• _Required work_
Extract the lines that hold the string "kind".

— BEGIN Given information —

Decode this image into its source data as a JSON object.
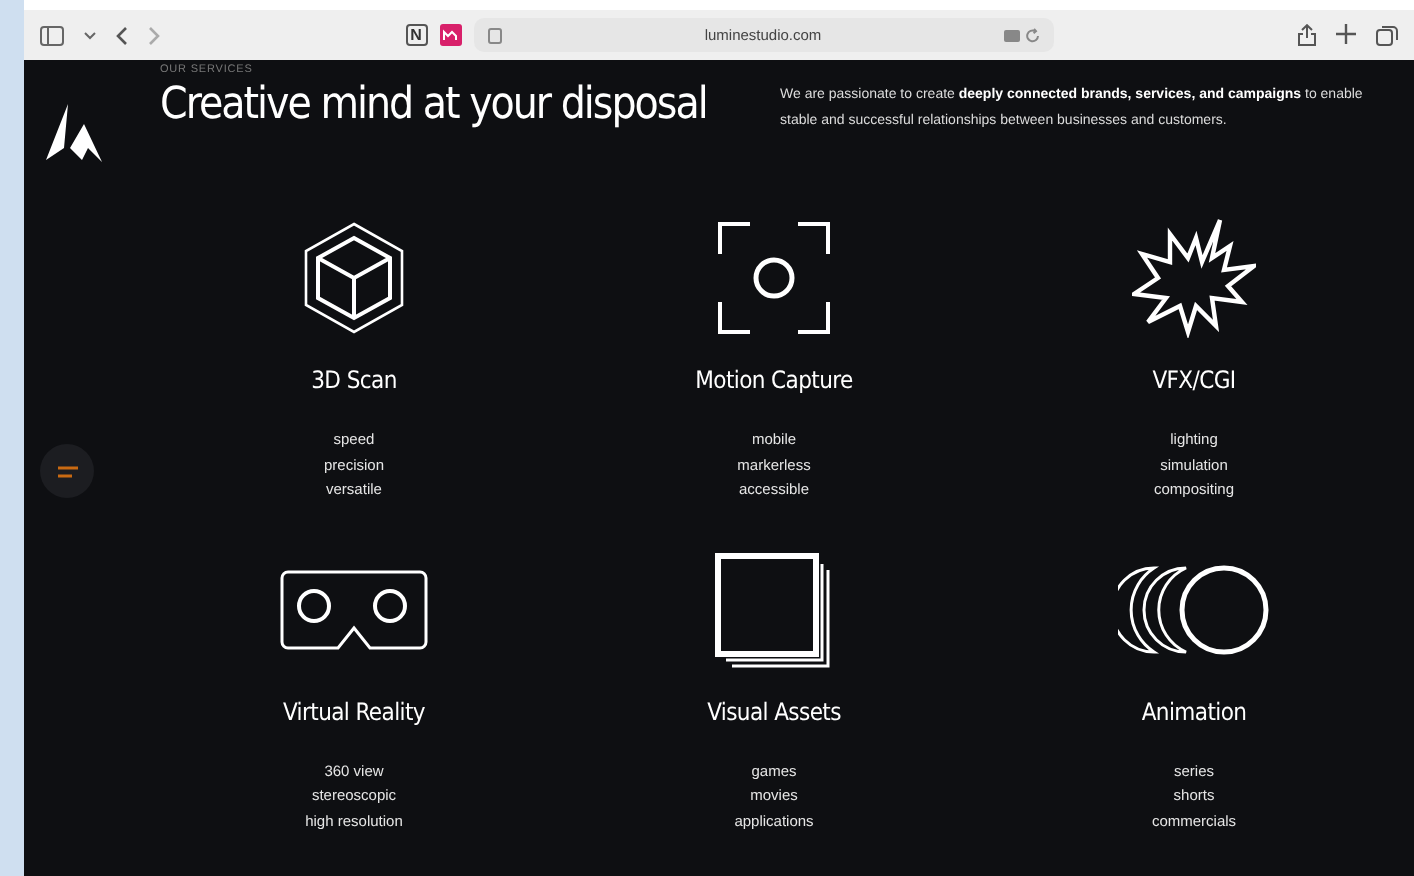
{
  "browser": {
    "tab_favicon_letter": "N",
    "address": "luminestudio.com"
  },
  "header": {
    "eyebrow": "OUR SERVICES",
    "title": "Creative mind at your disposal",
    "intro": "We are passionate to create **deeply connected brands, services, and campaigns** to enable stable and successful relationships between businesses and customers."
  },
  "services": [
    {
      "kind": "cube",
      "title": "3D Scan",
      "features": [
        "speed",
        "precision",
        "versatile"
      ]
    },
    {
      "kind": "capture",
      "title": "Motion Capture",
      "features": [
        "mobile",
        "markerless",
        "accessible"
      ]
    },
    {
      "kind": "burst",
      "title": "VFX/CGI",
      "features": [
        "lighting",
        "simulation",
        "compositing"
      ]
    },
    {
      "kind": "headset",
      "title": "Virtual Reality",
      "features": [
        "360 view",
        "stereoscopic",
        "high resolution"
      ]
    },
    {
      "kind": "stack",
      "title": "Visual Assets",
      "features": [
        "games",
        "movies",
        "applications"
      ]
    },
    {
      "kind": "moons",
      "title": "Animation",
      "features": [
        "series",
        "shorts",
        "commercials"
      ]
    }
  ]
}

— END Given information —

• _Solution for this problem_
      "kind": "cube",
      "kind": "capture",
      "kind": "burst",
      "kind": "headset",
      "kind": "stack",
      "kind": "moons",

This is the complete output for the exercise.